Each entry must be reproduced precisely as it stands.
[START OF Exercise data]
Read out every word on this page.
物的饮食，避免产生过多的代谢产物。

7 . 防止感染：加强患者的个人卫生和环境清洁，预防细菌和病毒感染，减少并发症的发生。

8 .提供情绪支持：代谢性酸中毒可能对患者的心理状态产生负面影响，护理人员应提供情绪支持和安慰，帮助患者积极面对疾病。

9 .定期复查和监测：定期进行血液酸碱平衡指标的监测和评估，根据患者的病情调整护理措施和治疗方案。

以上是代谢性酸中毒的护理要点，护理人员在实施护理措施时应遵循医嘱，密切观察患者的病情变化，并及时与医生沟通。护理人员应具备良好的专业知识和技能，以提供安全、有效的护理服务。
[END OF Exercise data]
Exercise output
Read out every word on this page.
物的饮食，避免产生过多的代谢产物。

7 . 防止感染：加强患者的个人卫生和环境清洁，预防细菌和病毒感染，减少并发症的发生。

8 .提供情绪支持：代谢性酸中毒可能对患者的心理状态产生负面影响，护理人员应提供情绪支持和安慰，帮助患者积极面对疾病。

9 .定期复查和监测：定期进行血液酸碱平衡指标的监测和评估，根据患者的病情调整护理措施和治疗方案。

以上是代谢性酸中毒的护理要点，护理人员在实施护理措施时应遵循医嘱，密切观察患者的病情变化，并及时与医生沟通。护理人员应具备良好的专业知识和技能，以提供安全、有效的护理服务。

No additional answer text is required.